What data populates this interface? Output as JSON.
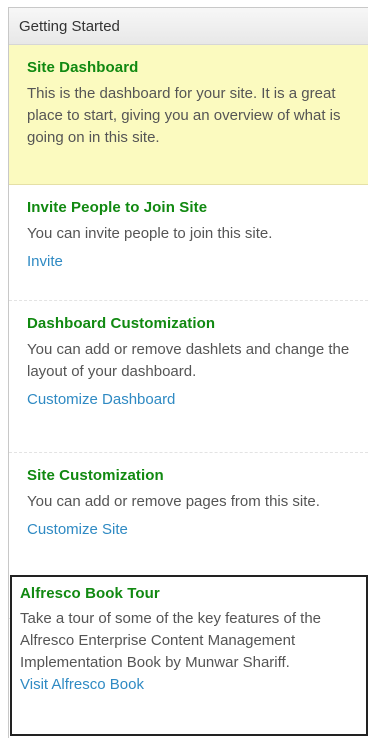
{
  "header": {
    "title": "Getting Started"
  },
  "sections": [
    {
      "title": "Site Dashboard",
      "desc": "This is the dashboard for your site. It is a great place to start, giving you an overview of what is going on in this site."
    },
    {
      "title": "Invite People to Join Site",
      "desc": "You can invite people to join this site.",
      "link": "Invite"
    },
    {
      "title": "Dashboard Customization",
      "desc": "You can add or remove dashlets and change the layout of your dashboard.",
      "link": "Customize Dashboard"
    },
    {
      "title": "Site Customization",
      "desc": "You can add or remove pages from this site.",
      "link": "Customize Site"
    },
    {
      "title": "Alfresco Book Tour",
      "desc": "Take a tour of some of the key features of the Alfresco Enterprise Content Management Implementation Book by Munwar Shariff.",
      "link": "Visit Alfresco Book"
    }
  ],
  "colors": {
    "title_green": "#118911",
    "link_blue": "#2f8ac3",
    "highlight_yellow": "#fbfabf",
    "selected_border": "#222222"
  }
}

******************************

» **WRITTEN REQUEST**:
Each line in the data that holds the string "remove" should be found and copied.

» **CORRECT RESPONSE**:
      "desc": "You can add or remove dashlets and change the layout of your dashboard.",
      "desc": "You can add or remove pages from this site.",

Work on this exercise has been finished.